** BEGIN Data for this task **

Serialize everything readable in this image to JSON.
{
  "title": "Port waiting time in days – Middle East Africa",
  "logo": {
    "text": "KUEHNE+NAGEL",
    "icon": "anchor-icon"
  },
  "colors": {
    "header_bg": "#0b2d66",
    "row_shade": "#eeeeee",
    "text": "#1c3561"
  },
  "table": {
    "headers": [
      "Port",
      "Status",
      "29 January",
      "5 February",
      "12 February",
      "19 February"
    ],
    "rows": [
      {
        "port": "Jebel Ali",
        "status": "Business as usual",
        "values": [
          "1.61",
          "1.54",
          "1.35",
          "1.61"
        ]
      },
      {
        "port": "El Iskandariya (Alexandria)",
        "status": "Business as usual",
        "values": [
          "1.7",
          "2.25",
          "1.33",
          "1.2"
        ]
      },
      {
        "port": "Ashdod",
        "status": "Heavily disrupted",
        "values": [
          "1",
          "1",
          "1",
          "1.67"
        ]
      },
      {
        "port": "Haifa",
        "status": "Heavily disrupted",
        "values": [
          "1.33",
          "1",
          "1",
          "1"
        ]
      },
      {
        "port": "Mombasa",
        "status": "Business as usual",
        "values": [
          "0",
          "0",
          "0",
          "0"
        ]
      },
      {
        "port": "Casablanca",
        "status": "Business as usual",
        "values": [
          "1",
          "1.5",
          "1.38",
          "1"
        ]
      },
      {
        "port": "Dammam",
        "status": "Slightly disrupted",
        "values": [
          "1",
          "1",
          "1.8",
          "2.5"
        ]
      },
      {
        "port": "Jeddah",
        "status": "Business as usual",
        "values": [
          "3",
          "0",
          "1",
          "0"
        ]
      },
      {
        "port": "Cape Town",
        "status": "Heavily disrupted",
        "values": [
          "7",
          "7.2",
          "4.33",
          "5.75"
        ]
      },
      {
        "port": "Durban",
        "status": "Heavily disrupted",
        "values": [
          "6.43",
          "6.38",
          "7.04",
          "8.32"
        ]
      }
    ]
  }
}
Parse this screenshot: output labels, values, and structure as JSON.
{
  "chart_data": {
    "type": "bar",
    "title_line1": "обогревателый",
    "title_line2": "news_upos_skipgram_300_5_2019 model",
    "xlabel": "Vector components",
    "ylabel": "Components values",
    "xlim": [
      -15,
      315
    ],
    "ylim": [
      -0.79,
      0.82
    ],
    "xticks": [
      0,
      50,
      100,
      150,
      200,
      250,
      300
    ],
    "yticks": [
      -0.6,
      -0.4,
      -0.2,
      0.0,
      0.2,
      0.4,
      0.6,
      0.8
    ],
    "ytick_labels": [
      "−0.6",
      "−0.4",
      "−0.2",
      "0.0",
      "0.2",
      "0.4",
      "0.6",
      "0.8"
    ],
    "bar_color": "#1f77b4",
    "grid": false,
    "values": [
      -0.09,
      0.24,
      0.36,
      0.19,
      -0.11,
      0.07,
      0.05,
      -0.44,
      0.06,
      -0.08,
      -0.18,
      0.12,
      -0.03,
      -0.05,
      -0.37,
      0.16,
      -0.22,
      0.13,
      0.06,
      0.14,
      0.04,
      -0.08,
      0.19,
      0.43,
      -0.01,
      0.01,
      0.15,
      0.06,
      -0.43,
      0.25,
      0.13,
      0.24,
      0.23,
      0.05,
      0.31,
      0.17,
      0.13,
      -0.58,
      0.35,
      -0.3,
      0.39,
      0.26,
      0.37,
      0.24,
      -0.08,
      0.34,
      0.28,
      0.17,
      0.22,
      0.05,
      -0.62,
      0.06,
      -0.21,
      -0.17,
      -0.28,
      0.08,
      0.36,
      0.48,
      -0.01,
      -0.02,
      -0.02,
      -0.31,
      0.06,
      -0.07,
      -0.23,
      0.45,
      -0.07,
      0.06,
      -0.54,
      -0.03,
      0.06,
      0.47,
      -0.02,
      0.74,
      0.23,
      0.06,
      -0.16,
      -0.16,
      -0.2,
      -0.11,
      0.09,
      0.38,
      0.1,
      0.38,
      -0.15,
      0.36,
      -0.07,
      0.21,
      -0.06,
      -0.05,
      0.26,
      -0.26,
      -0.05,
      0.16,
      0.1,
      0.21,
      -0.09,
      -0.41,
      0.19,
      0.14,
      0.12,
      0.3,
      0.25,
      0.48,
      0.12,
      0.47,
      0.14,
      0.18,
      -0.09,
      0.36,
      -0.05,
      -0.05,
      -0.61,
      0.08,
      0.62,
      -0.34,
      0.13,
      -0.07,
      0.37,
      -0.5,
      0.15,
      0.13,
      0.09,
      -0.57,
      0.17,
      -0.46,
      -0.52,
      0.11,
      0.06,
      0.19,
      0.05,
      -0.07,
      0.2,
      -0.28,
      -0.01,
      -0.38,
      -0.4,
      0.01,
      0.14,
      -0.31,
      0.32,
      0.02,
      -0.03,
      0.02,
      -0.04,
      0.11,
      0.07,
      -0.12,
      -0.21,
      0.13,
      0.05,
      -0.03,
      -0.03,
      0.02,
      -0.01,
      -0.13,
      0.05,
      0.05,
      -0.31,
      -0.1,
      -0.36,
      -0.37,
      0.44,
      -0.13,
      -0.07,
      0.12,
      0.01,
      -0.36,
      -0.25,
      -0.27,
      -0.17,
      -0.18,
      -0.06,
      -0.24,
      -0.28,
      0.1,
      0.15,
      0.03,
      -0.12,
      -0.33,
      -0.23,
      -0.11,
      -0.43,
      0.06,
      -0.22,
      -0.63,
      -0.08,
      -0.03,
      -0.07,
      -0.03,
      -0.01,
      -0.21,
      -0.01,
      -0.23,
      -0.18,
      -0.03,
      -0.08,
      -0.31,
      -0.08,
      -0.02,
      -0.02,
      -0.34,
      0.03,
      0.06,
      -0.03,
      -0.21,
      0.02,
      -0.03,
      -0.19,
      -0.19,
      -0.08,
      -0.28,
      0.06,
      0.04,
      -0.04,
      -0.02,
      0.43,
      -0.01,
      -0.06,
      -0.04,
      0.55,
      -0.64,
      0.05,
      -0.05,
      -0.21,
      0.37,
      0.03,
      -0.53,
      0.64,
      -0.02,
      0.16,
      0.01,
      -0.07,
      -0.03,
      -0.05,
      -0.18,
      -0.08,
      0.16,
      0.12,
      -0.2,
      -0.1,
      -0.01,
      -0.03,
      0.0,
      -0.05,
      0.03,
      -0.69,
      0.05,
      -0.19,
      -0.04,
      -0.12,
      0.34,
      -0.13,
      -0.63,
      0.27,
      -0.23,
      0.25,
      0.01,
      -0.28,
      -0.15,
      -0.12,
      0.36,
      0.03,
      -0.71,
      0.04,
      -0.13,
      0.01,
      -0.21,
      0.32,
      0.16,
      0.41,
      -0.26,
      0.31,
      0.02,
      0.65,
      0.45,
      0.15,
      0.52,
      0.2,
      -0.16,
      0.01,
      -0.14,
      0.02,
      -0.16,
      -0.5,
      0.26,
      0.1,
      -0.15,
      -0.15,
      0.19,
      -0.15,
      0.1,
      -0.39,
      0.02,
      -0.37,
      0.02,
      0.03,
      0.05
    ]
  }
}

** END Data for this task **

▸ Work to be completed
Repeat the records above in full, character for character.

▸ Solution
Serialize everything readable in this image to JSON.
{
  "title": "Port waiting time in days – Middle East Africa",
  "logo": {
    "text": "KUEHNE+NAGEL",
    "icon": "anchor-icon"
  },
  "colors": {
    "header_bg": "#0b2d66",
    "row_shade": "#eeeeee",
    "text": "#1c3561"
  },
  "table": {
    "headers": [
      "Port",
      "Status",
      "29 January",
      "5 February",
      "12 February",
      "19 February"
    ],
    "rows": [
      {
        "port": "Jebel Ali",
        "status": "Business as usual",
        "values": [
          "1.61",
          "1.54",
          "1.35",
          "1.61"
        ]
      },
      {
        "port": "El Iskandariya (Alexandria)",
        "status": "Business as usual",
        "values": [
          "1.7",
          "2.25",
          "1.33",
          "1.2"
        ]
      },
      {
        "port": "Ashdod",
        "status": "Heavily disrupted",
        "values": [
          "1",
          "1",
          "1",
          "1.67"
        ]
      },
      {
        "port": "Haifa",
        "status": "Heavily disrupted",
        "values": [
          "1.33",
          "1",
          "1",
          "1"
        ]
      },
      {
        "port": "Mombasa",
        "status": "Business as usual",
        "values": [
          "0",
          "0",
          "0",
          "0"
        ]
      },
      {
        "port": "Casablanca",
        "status": "Business as usual",
        "values": [
          "1",
          "1.5",
          "1.38",
          "1"
        ]
      },
      {
        "port": "Dammam",
        "status": "Slightly disrupted",
        "values": [
          "1",
          "1",
          "1.8",
          "2.5"
        ]
      },
      {
        "port": "Jeddah",
        "status": "Business as usual",
        "values": [
          "3",
          "0",
          "1",
          "0"
        ]
      },
      {
        "port": "Cape Town",
        "status": "Heavily disrupted",
        "values": [
          "7",
          "7.2",
          "4.33",
          "5.75"
        ]
      },
      {
        "port": "Durban",
        "status": "Heavily disrupted",
        "values": [
          "6.43",
          "6.38",
          "7.04",
          "8.32"
        ]
      }
    ]
  }
}
Parse this screenshot: output labels, values, and structure as JSON.
{
  "chart_data": {
    "type": "bar",
    "title_line1": "обогревателый",
    "title_line2": "news_upos_skipgram_300_5_2019 model",
    "xlabel": "Vector components",
    "ylabel": "Components values",
    "xlim": [
      -15,
      315
    ],
    "ylim": [
      -0.79,
      0.82
    ],
    "xticks": [
      0,
      50,
      100,
      150,
      200,
      250,
      300
    ],
    "yticks": [
      -0.6,
      -0.4,
      -0.2,
      0.0,
      0.2,
      0.4,
      0.6,
      0.8
    ],
    "ytick_labels": [
      "−0.6",
      "−0.4",
      "−0.2",
      "0.0",
      "0.2",
      "0.4",
      "0.6",
      "0.8"
    ],
    "bar_color": "#1f77b4",
    "grid": false,
    "values": [
      -0.09,
      0.24,
      0.36,
      0.19,
      -0.11,
      0.07,
      0.05,
      -0.44,
      0.06,
      -0.08,
      -0.18,
      0.12,
      -0.03,
      -0.05,
      -0.37,
      0.16,
      -0.22,
      0.13,
      0.06,
      0.14,
      0.04,
      -0.08,
      0.19,
      0.43,
      -0.01,
      0.01,
      0.15,
      0.06,
      -0.43,
      0.25,
      0.13,
      0.24,
      0.23,
      0.05,
      0.31,
      0.17,
      0.13,
      -0.58,
      0.35,
      -0.3,
      0.39,
      0.26,
      0.37,
      0.24,
      -0.08,
      0.34,
      0.28,
      0.17,
      0.22,
      0.05,
      -0.62,
      0.06,
      -0.21,
      -0.17,
      -0.28,
      0.08,
      0.36,
      0.48,
      -0.01,
      -0.02,
      -0.02,
      -0.31,
      0.06,
      -0.07,
      -0.23,
      0.45,
      -0.07,
      0.06,
      -0.54,
      -0.03,
      0.06,
      0.47,
      -0.02,
      0.74,
      0.23,
      0.06,
      -0.16,
      -0.16,
      -0.2,
      -0.11,
      0.09,
      0.38,
      0.1,
      0.38,
      -0.15,
      0.36,
      -0.07,
      0.21,
      -0.06,
      -0.05,
      0.26,
      -0.26,
      -0.05,
      0.16,
      0.1,
      0.21,
      -0.09,
      -0.41,
      0.19,
      0.14,
      0.12,
      0.3,
      0.25,
      0.48,
      0.12,
      0.47,
      0.14,
      0.18,
      -0.09,
      0.36,
      -0.05,
      -0.05,
      -0.61,
      0.08,
      0.62,
      -0.34,
      0.13,
      -0.07,
      0.37,
      -0.5,
      0.15,
      0.13,
      0.09,
      -0.57,
      0.17,
      -0.46,
      -0.52,
      0.11,
      0.06,
      0.19,
      0.05,
      -0.07,
      0.2,
      -0.28,
      -0.01,
      -0.38,
      -0.4,
      0.01,
      0.14,
      -0.31,
      0.32,
      0.02,
      -0.03,
      0.02,
      -0.04,
      0.11,
      0.07,
      -0.12,
      -0.21,
      0.13,
      0.05,
      -0.03,
      -0.03,
      0.02,
      -0.01,
      -0.13,
      0.05,
      0.05,
      -0.31,
      -0.1,
      -0.36,
      -0.37,
      0.44,
      -0.13,
      -0.07,
      0.12,
      0.01,
      -0.36,
      -0.25,
      -0.27,
      -0.17,
      -0.18,
      -0.06,
      -0.24,
      -0.28,
      0.1,
      0.15,
      0.03,
      -0.12,
      -0.33,
      -0.23,
      -0.11,
      -0.43,
      0.06,
      -0.22,
      -0.63,
      -0.08,
      -0.03,
      -0.07,
      -0.03,
      -0.01,
      -0.21,
      -0.01,
      -0.23,
      -0.18,
      -0.03,
      -0.08,
      -0.31,
      -0.08,
      -0.02,
      -0.02,
      -0.34,
      0.03,
      0.06,
      -0.03,
      -0.21,
      0.02,
      -0.03,
      -0.19,
      -0.19,
      -0.08,
      -0.28,
      0.06,
      0.04,
      -0.04,
      -0.02,
      0.43,
      -0.01,
      -0.06,
      -0.04,
      0.55,
      -0.64,
      0.05,
      -0.05,
      -0.21,
      0.37,
      0.03,
      -0.53,
      0.64,
      -0.02,
      0.16,
      0.01,
      -0.07,
      -0.03,
      -0.05,
      -0.18,
      -0.08,
      0.16,
      0.12,
      -0.2,
      -0.1,
      -0.01,
      -0.03,
      0.0,
      -0.05,
      0.03,
      -0.69,
      0.05,
      -0.19,
      -0.04,
      -0.12,
      0.34,
      -0.13,
      -0.63,
      0.27,
      -0.23,
      0.25,
      0.01,
      -0.28,
      -0.15,
      -0.12,
      0.36,
      0.03,
      -0.71,
      0.04,
      -0.13,
      0.01,
      -0.21,
      0.32,
      0.16,
      0.41,
      -0.26,
      0.31,
      0.02,
      0.65,
      0.45,
      0.15,
      0.52,
      0.2,
      -0.16,
      0.01,
      -0.14,
      0.02,
      -0.16,
      -0.5,
      0.26,
      0.1,
      -0.15,
      -0.15,
      0.19,
      -0.15,
      0.1,
      -0.39,
      0.02,
      -0.37,
      0.02,
      0.03,
      0.05
    ]
  }
}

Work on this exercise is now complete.